Le zen, l’une des voies sans voie dans laquelle je suis enracinée, consiste à être dans ce moment présent, tel qu’il est, sans vouloir ou essayer d’être dans un autre meilleur moment. Il s’agit de trouver le sacré juste ici, juste maintenant, de voir la beauté dans l’ordinaire et d’accorder une attention simple et ouverte à ce qui semble problématique, lui permettant ainsi de se révéler et de se défaire naturellement selon son temps propre. Dans le zen, nettoyer les toilettes ou vider une poche de stomie est aussi sacré que de s’asseoir en méditation, de chanter des sutras ou d’offrir de l’encens à l’autel. Les approches liées à l’Advaita, l’autre voie sans voie dans laquelle j’ai été enraciné, tendent à mettre l’accent sur la dissolution dans la présence-conscience illimitée et impersonnelle ou dans l’esprit pur.

Mon enseignante principale, Toni Packer, semblait réunir ces deux directions apparemment différentes à sa manière unique, et mon expression le fait également à ma manière unique. Je trouve que les deux directions me touchent profondément et sont importantes de différentes manières. L’équilibre est la clé — ne pas atterrir quelque part de manière définitive, ne pas se fixer sur un seul point de vue ou une seule position. Être ouvert. Vivre dans l’absence d’indices, dans le non-savoir, dans la fraîcheur de l’esprit débutant. S’émerveiller et s’interroger ouvertement. Juste Ici, juste maintenant.

Extrait de mon livre, Death: The End of Self-Improvement :

Lorsque les scientifiques examinent de près une forme quelconque, ils semblent trouver principalement de l’espace vide et des particules subatomiques ou ondicules qui entrent et sortent de l’existence dans un monde quantique où la solidité apparente semble dépendre de l’observation. Rien ne se forme ou ne se fige jamais vraiment en quelque chose de durable qui reste en place. Dans le bouddhisme, le vide n’est pas l’opposé de la forme ou le contenant de la forme. Le vide est la forme et la forme est le vide.

Exercice:
Selon l'extrait, quel rapport le bouddhisme établit-il entre le vide et la forme ?

Documents fournis:
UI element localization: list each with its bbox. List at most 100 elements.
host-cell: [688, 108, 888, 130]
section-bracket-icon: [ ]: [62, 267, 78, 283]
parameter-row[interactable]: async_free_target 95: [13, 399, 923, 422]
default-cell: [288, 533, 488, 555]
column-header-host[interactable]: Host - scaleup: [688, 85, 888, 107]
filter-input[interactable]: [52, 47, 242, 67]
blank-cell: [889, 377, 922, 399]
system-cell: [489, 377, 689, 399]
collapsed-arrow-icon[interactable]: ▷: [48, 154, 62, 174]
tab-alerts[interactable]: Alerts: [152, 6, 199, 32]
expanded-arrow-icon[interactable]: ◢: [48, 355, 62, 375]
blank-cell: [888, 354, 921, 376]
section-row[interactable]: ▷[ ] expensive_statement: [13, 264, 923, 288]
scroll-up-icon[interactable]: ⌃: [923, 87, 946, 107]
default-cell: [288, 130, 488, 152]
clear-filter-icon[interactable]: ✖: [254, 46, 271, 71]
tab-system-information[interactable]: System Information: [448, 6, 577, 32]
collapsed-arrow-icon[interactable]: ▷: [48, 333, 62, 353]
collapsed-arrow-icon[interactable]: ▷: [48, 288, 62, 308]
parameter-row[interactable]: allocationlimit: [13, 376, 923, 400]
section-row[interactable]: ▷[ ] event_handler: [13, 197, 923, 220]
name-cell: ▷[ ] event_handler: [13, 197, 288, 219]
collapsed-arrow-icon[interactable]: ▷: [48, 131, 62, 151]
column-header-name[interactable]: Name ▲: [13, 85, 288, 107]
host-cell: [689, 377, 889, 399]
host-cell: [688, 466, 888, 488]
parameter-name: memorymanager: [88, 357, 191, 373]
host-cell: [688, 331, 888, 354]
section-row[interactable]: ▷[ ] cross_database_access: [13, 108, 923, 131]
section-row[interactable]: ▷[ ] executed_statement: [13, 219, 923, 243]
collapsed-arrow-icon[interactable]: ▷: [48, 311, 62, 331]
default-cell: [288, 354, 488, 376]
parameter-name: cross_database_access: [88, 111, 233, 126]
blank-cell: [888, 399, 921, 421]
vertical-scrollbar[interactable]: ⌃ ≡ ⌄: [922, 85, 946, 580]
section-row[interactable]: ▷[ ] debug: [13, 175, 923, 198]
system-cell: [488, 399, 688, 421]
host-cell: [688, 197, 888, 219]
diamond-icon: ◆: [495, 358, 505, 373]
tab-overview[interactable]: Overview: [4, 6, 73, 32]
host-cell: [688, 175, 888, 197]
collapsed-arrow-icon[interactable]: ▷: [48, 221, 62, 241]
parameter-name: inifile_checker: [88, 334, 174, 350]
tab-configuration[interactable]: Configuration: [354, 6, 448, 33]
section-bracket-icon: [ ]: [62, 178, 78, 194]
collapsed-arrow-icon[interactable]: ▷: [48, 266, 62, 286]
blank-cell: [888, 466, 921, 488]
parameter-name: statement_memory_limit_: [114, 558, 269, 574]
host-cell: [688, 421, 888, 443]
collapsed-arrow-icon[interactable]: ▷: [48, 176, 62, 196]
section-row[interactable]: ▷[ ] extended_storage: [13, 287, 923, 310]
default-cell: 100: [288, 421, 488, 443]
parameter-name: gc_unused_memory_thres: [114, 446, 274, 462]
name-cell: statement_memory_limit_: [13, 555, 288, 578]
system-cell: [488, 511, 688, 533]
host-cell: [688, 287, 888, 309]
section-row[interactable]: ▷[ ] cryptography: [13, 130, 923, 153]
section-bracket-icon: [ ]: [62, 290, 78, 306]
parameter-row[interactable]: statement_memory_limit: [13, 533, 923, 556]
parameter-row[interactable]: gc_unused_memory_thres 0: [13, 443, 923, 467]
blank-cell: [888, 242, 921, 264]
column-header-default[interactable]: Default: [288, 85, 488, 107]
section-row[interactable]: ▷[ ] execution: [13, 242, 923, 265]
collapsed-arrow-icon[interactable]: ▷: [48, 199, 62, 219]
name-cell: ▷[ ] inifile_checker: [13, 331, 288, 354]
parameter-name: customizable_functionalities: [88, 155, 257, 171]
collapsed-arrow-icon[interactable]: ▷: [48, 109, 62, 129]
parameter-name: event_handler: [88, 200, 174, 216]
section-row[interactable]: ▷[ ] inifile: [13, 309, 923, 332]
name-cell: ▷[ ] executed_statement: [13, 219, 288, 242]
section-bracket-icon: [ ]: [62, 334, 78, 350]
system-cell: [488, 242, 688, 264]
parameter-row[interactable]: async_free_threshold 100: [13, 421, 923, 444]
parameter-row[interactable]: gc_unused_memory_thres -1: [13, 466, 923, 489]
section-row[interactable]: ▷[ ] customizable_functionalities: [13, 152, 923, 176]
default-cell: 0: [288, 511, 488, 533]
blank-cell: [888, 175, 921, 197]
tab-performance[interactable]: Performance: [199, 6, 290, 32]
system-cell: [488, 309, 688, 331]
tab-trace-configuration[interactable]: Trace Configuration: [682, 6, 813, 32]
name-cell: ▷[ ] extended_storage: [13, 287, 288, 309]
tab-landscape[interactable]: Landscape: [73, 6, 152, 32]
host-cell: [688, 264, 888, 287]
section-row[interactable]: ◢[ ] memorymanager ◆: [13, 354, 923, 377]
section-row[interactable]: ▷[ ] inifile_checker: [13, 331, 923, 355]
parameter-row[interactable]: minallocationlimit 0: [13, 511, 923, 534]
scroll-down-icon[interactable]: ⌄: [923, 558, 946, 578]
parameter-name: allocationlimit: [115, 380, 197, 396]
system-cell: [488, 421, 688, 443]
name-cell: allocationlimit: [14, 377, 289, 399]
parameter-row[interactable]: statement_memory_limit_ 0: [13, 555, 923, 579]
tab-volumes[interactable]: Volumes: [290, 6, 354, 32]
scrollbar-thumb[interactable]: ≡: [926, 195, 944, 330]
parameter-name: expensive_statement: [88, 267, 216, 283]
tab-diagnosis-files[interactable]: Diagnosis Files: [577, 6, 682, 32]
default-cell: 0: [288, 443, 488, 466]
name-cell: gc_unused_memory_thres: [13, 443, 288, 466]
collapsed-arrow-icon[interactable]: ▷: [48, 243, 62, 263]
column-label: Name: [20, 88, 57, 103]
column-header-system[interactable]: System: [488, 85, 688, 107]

Corrigé:
Le vide est la forme et la forme est le vide.